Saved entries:
□ □ □ □ □

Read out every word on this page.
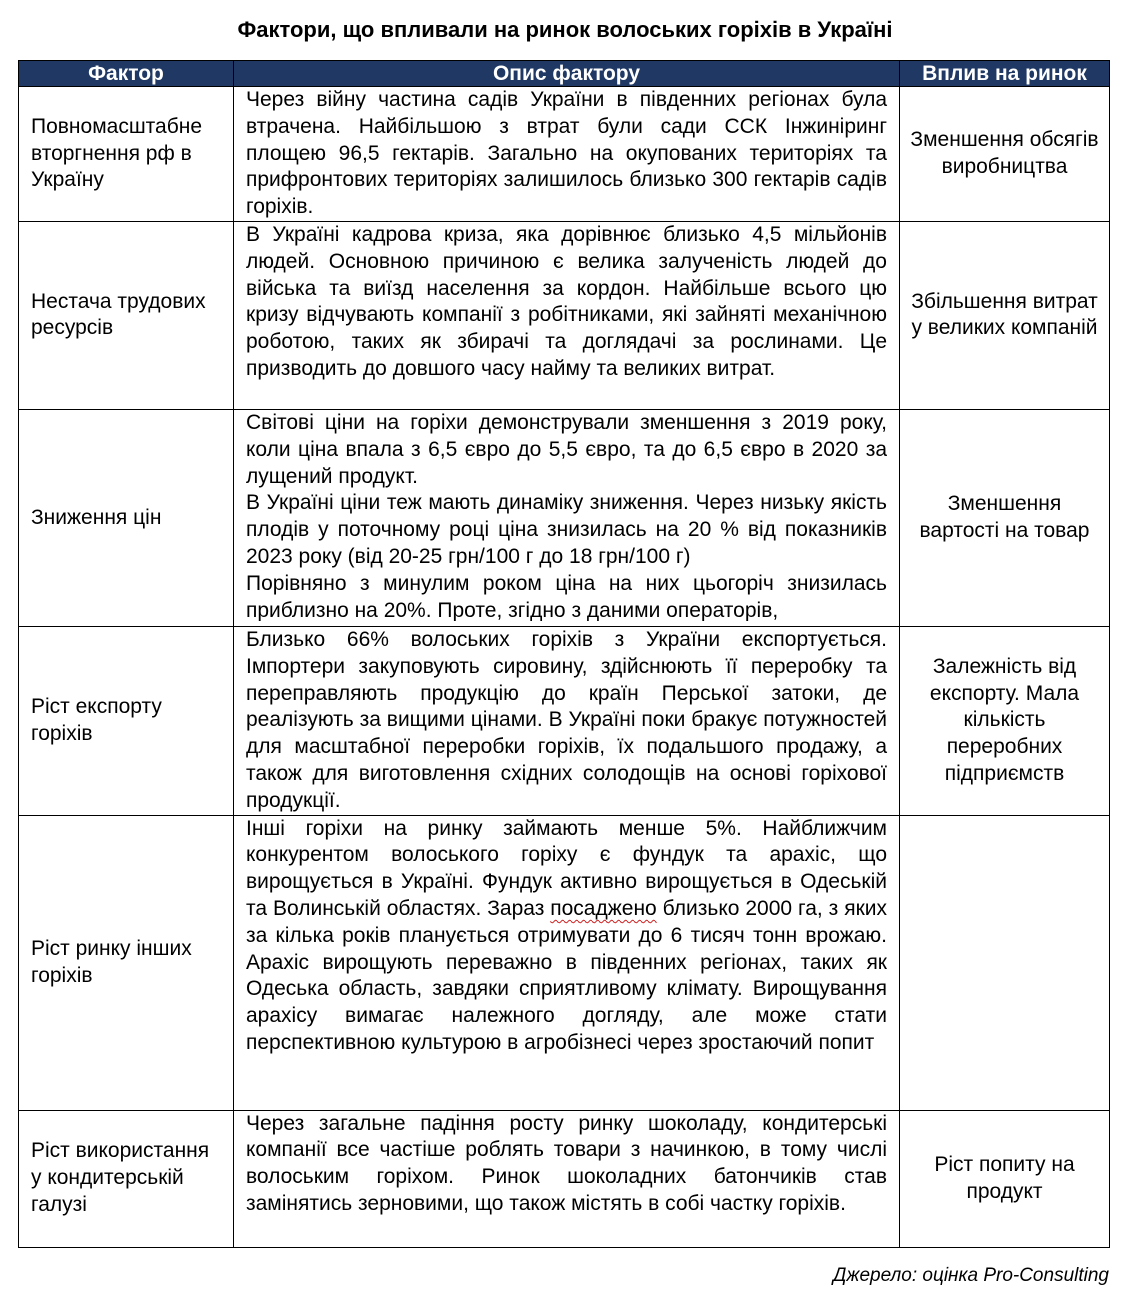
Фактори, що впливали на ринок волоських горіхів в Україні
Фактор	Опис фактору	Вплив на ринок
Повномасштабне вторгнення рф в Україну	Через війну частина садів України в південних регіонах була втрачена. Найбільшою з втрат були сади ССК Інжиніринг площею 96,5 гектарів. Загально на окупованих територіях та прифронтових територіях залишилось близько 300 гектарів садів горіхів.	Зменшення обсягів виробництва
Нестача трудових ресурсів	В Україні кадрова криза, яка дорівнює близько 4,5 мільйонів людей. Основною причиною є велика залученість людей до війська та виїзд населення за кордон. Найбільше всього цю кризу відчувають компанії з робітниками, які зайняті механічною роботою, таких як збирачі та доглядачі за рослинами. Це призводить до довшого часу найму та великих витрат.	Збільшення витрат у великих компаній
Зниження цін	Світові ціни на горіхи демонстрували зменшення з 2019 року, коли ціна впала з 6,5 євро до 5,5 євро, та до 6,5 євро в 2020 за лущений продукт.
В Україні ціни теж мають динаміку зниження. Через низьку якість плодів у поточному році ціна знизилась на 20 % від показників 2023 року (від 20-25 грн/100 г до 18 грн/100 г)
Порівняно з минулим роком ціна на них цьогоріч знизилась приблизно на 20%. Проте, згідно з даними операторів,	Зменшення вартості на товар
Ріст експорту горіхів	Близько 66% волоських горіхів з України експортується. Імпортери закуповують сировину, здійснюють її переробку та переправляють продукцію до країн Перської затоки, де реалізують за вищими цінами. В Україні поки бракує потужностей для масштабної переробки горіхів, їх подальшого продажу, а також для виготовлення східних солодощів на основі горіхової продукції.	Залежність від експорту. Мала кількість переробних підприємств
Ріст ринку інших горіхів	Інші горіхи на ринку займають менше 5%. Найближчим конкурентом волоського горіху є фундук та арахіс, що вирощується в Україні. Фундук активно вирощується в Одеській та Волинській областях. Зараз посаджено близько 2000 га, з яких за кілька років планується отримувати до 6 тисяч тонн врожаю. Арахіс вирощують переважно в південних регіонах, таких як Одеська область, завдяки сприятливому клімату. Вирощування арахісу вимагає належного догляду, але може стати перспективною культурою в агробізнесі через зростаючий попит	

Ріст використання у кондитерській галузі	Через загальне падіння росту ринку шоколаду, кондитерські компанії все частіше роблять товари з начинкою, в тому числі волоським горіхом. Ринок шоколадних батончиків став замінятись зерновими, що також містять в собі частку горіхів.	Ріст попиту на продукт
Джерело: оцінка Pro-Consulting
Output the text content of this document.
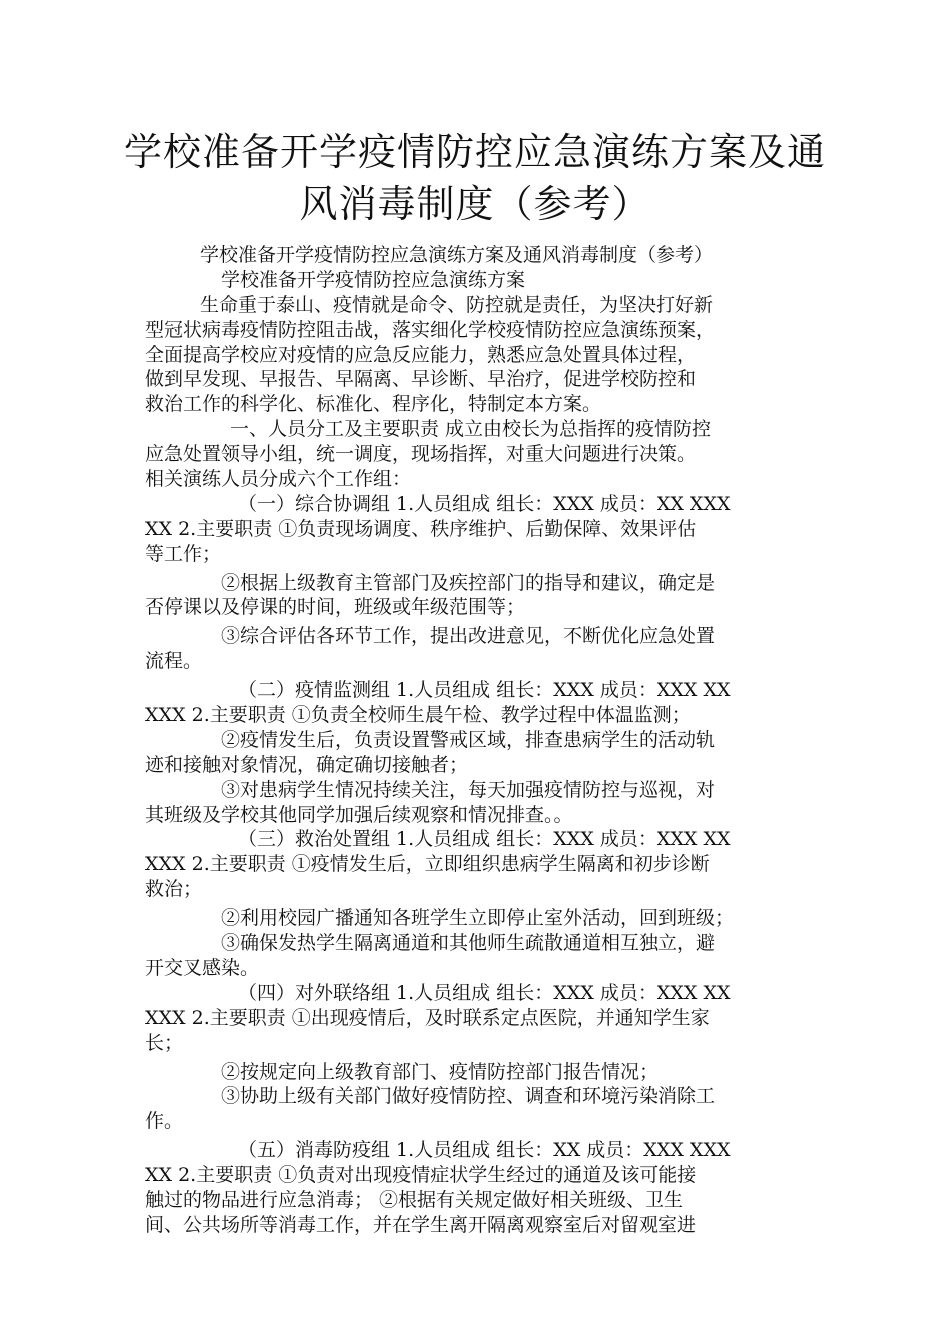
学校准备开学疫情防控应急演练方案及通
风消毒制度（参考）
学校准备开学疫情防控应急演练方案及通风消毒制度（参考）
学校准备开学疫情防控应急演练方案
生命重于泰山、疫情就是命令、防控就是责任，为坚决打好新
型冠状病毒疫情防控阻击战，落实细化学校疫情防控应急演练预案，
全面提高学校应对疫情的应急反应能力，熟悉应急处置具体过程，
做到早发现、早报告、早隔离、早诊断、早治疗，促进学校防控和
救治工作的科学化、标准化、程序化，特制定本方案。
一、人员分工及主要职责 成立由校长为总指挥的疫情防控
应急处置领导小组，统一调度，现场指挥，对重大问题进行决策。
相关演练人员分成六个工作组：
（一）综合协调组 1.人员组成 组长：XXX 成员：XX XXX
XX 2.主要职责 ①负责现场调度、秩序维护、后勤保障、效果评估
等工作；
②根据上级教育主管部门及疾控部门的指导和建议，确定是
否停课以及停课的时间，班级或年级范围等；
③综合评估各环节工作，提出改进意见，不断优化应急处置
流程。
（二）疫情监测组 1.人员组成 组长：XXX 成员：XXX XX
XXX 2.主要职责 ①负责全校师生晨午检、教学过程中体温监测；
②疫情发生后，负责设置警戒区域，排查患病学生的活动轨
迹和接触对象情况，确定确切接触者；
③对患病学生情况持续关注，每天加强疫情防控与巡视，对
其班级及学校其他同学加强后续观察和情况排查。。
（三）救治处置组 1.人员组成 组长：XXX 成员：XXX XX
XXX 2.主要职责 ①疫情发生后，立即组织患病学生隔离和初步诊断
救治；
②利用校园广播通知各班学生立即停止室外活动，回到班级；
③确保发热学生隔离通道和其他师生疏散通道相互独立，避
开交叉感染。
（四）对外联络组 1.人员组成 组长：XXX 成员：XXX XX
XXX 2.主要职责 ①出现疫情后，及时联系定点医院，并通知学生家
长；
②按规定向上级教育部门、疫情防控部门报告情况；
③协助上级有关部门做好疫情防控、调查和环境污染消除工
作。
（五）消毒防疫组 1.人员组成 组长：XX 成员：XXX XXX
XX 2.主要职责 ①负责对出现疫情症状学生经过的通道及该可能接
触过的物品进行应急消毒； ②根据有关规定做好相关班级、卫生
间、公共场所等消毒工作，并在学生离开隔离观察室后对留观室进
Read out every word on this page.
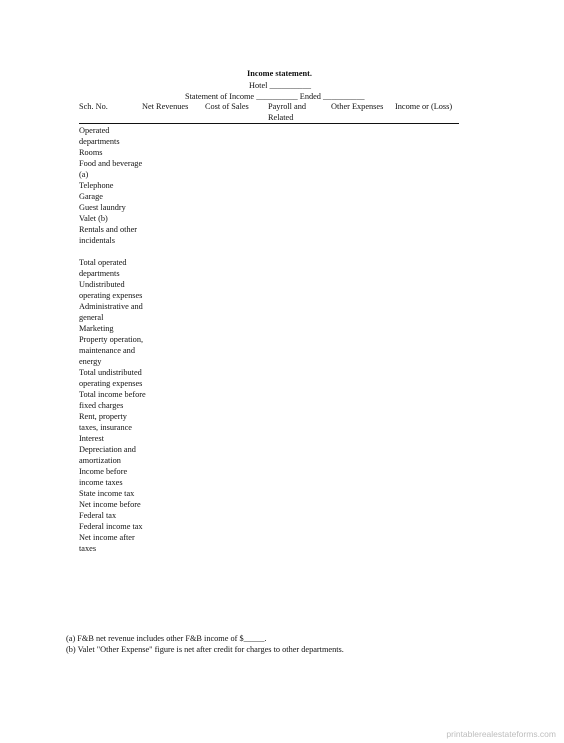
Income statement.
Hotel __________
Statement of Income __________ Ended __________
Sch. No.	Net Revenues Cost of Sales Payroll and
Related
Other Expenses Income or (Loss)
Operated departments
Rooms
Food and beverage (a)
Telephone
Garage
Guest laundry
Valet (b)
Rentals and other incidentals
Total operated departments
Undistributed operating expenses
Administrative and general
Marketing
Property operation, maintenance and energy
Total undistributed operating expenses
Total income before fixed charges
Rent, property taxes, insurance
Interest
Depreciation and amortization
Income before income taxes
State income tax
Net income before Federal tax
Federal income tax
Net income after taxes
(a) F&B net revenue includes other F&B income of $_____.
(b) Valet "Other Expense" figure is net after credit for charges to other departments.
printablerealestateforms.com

□ □ □ □ □

**AIM OF THE TASK**.
Write the records out again in full, exactly, and skip every picture.

**ANSWER TO THE EXERCISE**.
Read out every word on this page.
Фактори, що впливали на ринок волоських горіхів в Україні
Фактор	Опис фактору	Вплив на ринок
Повномасштабне вторгнення рф в Україну	Через війну частина садів України в південних регіонах була втрачена. Найбільшою з втрат були сади ССК Інжиніринг площею 96,5 гектарів. Загально на окупованих територіях та прифронтових територіях залишилось близько 300 гектарів садів горіхів.	Зменшення обсягів виробництва
Нестача трудових ресурсів	В Україні кадрова криза, яка дорівнює близько 4,5 мільйонів людей. Основною причиною є велика залученість людей до війська та виїзд населення за кордон. Найбільше всього цю кризу відчувають компанії з робітниками, які зайняті механічною роботою, таких як збирачі та доглядачі за рослинами. Це призводить до довшого часу найму та великих витрат.	Збільшення витрат у великих компаній
Зниження цін	Світові ціни на горіхи демонстрували зменшення з 2019 року, коли ціна впала з 6,5 євро до 5,5 євро, та до 6,5 євро в 2020 за лущений продукт.
В Україні ціни теж мають динаміку зниження. Через низьку якість плодів у поточному році ціна знизилась на 20 % від показників 2023 року (від 20-25 грн/100 г до 18 грн/100 г)
Порівняно з минулим роком ціна на них цьогоріч знизилась приблизно на 20%. Проте, згідно з даними операторів,	Зменшення вартості на товар
Ріст експорту горіхів	Близько 66% волоських горіхів з України експортується. Імпортери закуповують сировину, здійснюють її переробку та переправляють продукцію до країн Перської затоки, де реалізують за вищими цінами. В Україні поки бракує потужностей для масштабної переробки горіхів, їх подальшого продажу, а також для виготовлення східних солодощів на основі горіхової продукції.	Залежність від експорту. Мала кількість переробних підприємств
Ріст ринку інших горіхів	Інші горіхи на ринку займають менше 5%. Найближчим конкурентом волоського горіху є фундук та арахіс, що вирощується в Україні. Фундук активно вирощується в Одеській та Волинській областях. Зараз посаджено близько 2000 га, з яких за кілька років планується отримувати до 6 тисяч тонн врожаю. Арахіс вирощують переважно в південних регіонах, таких як Одеська область, завдяки сприятливому клімату. Вирощування арахісу вимагає належного догляду, але може стати перспективною культурою в агробізнесі через зростаючий попит	

Ріст використання у кондитерській галузі	Через загальне падіння росту ринку шоколаду, кондитерські компанії все частіше роблять товари з начинкою, в тому числі волоським горіхом. Ринок шоколадних батончиків став замінятись зерновими, що також містять в собі частку горіхів.	Ріст попиту на продукт
Джерело: оцінка Pro-Consulting
Output the text content of this document.
学校准备开学疫情防控应急演练方案及通
风消毒制度（参考）
学校准备开学疫情防控应急演练方案及通风消毒制度（参考）
学校准备开学疫情防控应急演练方案
生命重于泰山、疫情就是命令、防控就是责任，为坚决打好新
型冠状病毒疫情防控阻击战，落实细化学校疫情防控应急演练预案，
全面提高学校应对疫情的应急反应能力，熟悉应急处置具体过程，
做到早发现、早报告、早隔离、早诊断、早治疗，促进学校防控和
救治工作的科学化、标准化、程序化，特制定本方案。
一、人员分工及主要职责 成立由校长为总指挥的疫情防控
应急处置领导小组，统一调度，现场指挥，对重大问题进行决策。
相关演练人员分成六个工作组：
（一）综合协调组 1.人员组成 组长：XXX 成员：XX XXX
XX 2.主要职责 ①负责现场调度、秩序维护、后勤保障、效果评估
等工作；
②根据上级教育主管部门及疾控部门的指导和建议，确定是
否停课以及停课的时间，班级或年级范围等；
③综合评估各环节工作，提出改进意见，不断优化应急处置
流程。
（二）疫情监测组 1.人员组成 组长：XXX 成员：XXX XX
XXX 2.主要职责 ①负责全校师生晨午检、教学过程中体温监测；
②疫情发生后，负责设置警戒区域，排查患病学生的活动轨
迹和接触对象情况，确定确切接触者；
③对患病学生情况持续关注，每天加强疫情防控与巡视，对
其班级及学校其他同学加强后续观察和情况排查。。
（三）救治处置组 1.人员组成 组长：XXX 成员：XXX XX
XXX 2.主要职责 ①疫情发生后，立即组织患病学生隔离和初步诊断
救治；
②利用校园广播通知各班学生立即停止室外活动，回到班级；
③确保发热学生隔离通道和其他师生疏散通道相互独立，避
开交叉感染。
（四）对外联络组 1.人员组成 组长：XXX 成员：XXX XX
XXX 2.主要职责 ①出现疫情后，及时联系定点医院，并通知学生家
长；
②按规定向上级教育部门、疫情防控部门报告情况；
③协助上级有关部门做好疫情防控、调查和环境污染消除工
作。
（五）消毒防疫组 1.人员组成 组长：XX 成员：XXX XXX
XX 2.主要职责 ①负责对出现疫情症状学生经过的通道及该可能接
触过的物品进行应急消毒； ②根据有关规定做好相关班级、卫生
间、公共场所等消毒工作，并在学生离开隔离观察室后对留观室进
Read out every word on this page.
Income statement.
Hotel __________
Statement of Income __________ Ended __________
Sch. No.	Net Revenues Cost of Sales Payroll and
Related
Other Expenses Income or (Loss)
Operated departments
Rooms
Food and beverage (a)
Telephone
Garage
Guest laundry
Valet (b)
Rentals and other incidentals
Total operated departments
Undistributed operating expenses
Administrative and general
Marketing
Property operation, maintenance and energy
Total undistributed operating expenses
Total income before fixed charges
Rent, property taxes, insurance
Interest
Depreciation and amortization
Income before income taxes
State income tax
Net income before Federal tax
Federal income tax
Net income after taxes
(a) F&B net revenue includes other F&B income of $_____.
(b) Valet "Other Expense" figure is net after credit for charges to other departments.
printablerealestateforms.com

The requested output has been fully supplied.